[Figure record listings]
***
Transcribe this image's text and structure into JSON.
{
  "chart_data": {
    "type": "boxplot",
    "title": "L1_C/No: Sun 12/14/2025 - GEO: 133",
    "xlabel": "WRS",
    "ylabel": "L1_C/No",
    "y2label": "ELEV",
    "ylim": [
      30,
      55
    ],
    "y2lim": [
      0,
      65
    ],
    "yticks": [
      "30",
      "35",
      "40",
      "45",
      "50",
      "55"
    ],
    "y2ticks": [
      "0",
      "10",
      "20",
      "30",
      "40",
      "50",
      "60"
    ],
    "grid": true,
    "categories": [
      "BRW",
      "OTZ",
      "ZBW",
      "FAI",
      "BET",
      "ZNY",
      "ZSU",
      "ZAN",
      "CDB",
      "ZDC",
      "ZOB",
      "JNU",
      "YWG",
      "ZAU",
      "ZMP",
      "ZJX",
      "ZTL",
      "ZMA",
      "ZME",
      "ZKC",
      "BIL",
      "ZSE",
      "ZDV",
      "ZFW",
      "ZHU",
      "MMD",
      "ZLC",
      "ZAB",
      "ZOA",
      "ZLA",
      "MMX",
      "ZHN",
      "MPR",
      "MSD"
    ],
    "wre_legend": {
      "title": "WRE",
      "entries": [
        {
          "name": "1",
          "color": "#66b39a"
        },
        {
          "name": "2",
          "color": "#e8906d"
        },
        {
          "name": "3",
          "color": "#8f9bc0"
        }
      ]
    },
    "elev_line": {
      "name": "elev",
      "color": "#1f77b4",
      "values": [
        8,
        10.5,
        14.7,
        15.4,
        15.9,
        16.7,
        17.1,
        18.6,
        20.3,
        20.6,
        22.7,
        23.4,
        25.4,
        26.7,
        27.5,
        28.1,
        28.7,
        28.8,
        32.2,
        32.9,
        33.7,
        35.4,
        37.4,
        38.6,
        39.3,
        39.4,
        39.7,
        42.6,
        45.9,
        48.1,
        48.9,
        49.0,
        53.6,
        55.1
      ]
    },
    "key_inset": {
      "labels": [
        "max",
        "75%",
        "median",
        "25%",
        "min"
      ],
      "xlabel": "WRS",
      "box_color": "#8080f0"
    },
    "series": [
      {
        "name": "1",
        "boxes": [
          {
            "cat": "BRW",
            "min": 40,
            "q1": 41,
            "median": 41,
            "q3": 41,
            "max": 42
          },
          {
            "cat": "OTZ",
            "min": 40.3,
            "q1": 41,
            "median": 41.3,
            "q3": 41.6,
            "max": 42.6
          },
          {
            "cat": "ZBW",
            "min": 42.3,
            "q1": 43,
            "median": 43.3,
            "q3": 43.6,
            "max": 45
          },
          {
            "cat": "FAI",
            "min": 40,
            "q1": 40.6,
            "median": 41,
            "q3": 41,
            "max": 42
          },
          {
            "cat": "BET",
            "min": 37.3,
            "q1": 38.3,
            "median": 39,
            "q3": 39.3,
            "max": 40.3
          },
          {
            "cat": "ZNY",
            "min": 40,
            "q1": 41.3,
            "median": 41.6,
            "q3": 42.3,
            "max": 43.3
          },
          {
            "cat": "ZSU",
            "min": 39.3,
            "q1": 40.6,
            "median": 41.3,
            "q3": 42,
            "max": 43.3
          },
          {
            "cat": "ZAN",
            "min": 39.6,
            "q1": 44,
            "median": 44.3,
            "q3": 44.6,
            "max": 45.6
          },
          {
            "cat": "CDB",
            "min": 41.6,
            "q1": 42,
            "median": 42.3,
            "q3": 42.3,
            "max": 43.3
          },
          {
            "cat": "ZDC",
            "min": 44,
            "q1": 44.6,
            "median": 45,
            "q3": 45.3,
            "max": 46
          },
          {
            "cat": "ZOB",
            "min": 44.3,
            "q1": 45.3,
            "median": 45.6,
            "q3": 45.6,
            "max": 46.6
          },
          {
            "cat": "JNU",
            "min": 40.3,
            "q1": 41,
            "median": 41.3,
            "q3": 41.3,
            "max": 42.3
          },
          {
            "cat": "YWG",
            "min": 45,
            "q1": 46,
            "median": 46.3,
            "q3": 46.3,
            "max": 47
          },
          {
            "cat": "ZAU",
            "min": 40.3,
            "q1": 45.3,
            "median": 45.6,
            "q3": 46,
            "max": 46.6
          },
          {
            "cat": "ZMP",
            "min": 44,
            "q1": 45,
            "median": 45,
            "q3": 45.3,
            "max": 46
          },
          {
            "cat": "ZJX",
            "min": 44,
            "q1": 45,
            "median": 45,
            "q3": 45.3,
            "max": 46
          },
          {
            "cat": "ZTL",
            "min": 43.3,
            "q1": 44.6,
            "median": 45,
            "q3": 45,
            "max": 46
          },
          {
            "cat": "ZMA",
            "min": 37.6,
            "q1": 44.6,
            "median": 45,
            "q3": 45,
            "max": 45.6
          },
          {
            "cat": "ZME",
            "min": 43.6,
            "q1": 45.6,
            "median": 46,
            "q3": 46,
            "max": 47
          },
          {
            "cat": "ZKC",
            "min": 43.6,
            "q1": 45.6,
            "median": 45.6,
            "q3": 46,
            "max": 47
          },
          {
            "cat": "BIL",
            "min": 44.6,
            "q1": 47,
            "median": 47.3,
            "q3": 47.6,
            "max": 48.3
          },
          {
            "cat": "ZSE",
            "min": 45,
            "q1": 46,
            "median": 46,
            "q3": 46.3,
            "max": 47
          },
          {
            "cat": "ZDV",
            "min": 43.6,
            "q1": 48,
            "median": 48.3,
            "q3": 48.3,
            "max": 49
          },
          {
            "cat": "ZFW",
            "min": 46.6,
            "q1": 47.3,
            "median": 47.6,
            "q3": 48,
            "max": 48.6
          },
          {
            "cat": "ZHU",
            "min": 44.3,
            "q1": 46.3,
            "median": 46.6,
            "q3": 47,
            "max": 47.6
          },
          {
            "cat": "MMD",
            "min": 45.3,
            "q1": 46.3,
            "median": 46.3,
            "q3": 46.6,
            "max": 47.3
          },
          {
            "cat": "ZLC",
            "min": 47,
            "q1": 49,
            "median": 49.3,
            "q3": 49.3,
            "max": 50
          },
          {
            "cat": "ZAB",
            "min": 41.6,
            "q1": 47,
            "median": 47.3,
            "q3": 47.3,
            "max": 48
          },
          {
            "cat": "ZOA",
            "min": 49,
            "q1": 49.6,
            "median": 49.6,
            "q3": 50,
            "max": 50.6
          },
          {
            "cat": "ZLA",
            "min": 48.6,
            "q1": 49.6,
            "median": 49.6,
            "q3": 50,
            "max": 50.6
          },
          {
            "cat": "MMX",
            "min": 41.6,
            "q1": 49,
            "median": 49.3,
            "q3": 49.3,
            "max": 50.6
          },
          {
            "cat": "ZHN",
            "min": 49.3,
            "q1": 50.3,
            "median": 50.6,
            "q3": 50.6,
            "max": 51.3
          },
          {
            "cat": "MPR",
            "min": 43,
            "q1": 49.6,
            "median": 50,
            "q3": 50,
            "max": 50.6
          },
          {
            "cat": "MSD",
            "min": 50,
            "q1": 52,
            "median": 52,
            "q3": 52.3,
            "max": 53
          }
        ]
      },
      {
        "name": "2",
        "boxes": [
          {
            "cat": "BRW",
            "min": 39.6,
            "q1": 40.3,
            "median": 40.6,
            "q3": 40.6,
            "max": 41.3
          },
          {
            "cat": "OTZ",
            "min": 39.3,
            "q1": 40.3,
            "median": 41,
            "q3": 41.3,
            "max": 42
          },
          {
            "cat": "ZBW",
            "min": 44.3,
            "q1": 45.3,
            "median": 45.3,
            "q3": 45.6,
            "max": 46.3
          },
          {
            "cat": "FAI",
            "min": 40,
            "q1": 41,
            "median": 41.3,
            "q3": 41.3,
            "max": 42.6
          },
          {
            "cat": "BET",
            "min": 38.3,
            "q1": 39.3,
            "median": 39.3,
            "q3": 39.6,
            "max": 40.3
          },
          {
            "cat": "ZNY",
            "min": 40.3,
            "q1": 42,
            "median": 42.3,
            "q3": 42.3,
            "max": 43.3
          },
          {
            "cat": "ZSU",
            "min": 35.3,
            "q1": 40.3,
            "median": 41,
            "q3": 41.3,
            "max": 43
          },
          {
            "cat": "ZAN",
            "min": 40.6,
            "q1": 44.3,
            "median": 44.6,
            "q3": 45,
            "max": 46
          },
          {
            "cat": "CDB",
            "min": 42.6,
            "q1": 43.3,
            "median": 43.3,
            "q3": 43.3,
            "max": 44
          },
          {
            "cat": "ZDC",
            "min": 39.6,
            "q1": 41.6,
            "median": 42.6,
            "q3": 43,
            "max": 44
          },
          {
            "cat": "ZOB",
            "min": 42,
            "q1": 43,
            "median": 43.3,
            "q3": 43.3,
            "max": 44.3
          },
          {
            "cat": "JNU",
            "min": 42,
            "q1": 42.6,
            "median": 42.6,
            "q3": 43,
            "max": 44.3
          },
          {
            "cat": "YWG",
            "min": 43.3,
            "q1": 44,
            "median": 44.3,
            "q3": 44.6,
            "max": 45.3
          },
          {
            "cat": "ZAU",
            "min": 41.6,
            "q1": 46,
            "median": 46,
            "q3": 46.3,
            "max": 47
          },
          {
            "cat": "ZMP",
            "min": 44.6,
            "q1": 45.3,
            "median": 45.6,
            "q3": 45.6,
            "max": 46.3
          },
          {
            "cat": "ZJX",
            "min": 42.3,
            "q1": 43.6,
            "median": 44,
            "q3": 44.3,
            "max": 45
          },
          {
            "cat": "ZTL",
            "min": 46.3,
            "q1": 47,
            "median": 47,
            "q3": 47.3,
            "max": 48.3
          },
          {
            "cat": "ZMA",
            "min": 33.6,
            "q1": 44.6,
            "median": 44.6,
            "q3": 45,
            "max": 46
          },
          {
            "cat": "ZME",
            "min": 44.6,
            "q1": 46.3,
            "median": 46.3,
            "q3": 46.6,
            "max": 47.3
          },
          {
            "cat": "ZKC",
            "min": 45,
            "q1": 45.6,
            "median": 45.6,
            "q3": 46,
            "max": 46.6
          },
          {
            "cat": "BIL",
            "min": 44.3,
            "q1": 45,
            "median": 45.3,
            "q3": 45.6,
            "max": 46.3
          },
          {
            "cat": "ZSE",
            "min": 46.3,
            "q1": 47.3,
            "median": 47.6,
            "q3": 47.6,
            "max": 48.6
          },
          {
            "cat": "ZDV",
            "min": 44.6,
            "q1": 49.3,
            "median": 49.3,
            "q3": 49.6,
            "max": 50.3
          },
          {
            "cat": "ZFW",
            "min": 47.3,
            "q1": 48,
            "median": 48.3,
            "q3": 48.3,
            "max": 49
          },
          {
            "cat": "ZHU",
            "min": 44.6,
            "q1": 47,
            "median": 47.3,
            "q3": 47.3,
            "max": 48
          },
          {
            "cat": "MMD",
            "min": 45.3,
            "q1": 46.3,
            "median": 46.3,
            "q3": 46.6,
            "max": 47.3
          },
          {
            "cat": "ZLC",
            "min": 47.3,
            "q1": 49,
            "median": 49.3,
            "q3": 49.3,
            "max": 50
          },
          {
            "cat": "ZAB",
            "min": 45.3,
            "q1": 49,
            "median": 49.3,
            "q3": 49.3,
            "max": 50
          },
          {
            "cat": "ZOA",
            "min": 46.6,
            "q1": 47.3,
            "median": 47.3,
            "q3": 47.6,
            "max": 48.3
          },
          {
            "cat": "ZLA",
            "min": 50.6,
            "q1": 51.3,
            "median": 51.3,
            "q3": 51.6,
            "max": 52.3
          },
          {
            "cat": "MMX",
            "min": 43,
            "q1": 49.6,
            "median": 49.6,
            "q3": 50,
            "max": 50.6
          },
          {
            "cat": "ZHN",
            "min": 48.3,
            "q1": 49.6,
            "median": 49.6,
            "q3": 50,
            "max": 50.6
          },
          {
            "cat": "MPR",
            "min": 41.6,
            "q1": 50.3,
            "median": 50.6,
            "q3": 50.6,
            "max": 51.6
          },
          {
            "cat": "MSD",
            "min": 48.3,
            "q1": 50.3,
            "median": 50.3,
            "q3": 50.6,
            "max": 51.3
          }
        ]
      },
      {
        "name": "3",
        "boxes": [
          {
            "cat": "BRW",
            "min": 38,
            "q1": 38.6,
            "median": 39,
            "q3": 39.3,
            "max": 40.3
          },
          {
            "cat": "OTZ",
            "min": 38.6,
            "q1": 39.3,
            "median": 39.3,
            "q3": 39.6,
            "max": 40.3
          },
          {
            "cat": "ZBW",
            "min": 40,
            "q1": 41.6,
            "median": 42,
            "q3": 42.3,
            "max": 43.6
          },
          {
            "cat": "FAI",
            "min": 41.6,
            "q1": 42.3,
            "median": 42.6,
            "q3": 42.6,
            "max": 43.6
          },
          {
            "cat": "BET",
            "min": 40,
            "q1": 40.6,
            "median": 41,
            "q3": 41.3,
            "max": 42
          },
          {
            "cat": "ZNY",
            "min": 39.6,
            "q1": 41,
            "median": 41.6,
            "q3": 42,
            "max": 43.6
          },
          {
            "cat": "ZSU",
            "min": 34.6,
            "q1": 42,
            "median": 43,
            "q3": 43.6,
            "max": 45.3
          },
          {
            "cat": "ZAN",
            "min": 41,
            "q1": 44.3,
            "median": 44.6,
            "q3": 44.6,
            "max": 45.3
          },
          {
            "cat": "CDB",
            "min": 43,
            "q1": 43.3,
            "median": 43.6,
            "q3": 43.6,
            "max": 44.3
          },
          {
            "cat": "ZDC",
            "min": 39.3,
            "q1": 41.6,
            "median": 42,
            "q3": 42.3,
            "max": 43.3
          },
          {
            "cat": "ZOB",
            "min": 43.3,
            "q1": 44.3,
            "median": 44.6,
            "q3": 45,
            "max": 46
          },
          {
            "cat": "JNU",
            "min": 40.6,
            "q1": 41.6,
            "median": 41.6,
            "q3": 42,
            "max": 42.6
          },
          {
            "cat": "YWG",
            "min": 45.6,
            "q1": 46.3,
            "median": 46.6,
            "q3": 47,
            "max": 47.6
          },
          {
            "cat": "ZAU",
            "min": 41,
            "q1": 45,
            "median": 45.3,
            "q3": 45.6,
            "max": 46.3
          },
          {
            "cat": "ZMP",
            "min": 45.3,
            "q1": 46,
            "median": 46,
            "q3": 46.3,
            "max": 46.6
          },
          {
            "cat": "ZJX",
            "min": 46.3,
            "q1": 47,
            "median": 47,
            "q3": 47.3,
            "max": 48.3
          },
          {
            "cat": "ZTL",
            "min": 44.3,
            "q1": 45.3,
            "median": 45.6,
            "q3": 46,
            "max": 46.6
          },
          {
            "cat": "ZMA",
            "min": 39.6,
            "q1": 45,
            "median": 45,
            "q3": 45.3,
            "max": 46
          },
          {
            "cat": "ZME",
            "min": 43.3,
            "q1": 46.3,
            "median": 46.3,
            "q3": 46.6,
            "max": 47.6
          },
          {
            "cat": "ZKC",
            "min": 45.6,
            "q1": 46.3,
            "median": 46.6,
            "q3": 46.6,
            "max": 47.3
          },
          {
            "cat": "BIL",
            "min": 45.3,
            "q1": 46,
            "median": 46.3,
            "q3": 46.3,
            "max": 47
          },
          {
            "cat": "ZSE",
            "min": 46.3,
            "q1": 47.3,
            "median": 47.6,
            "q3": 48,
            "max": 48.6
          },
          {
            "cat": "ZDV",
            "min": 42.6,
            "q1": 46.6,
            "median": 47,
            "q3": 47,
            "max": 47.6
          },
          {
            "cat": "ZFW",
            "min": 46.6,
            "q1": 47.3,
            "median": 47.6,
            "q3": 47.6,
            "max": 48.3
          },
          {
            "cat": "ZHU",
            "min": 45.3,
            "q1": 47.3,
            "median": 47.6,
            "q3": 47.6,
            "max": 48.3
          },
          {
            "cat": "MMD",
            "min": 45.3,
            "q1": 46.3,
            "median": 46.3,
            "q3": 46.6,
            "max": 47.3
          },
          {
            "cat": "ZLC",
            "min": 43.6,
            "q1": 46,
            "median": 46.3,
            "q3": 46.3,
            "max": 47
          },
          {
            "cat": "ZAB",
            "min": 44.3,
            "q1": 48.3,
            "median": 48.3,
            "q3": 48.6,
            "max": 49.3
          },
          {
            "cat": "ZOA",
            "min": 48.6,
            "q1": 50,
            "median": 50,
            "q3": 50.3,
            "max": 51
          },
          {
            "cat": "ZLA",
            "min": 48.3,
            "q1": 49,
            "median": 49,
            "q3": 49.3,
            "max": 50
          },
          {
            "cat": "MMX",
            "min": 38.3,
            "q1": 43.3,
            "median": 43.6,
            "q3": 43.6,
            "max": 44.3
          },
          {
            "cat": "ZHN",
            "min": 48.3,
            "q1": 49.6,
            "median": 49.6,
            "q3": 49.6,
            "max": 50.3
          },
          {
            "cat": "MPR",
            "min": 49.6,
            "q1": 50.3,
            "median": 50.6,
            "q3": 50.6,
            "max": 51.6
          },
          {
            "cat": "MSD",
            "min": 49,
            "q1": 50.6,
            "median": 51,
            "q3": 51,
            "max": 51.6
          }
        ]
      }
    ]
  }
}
***
▶ _WHAT TO PRODUCE_: Look through the entries above; copy each line where the string "title" appears.

▶ _WRITTEN REPLY_:
    "title": "L1_C/No: Sun 12/14/2025 - GEO: 133",
      "title": "WRE",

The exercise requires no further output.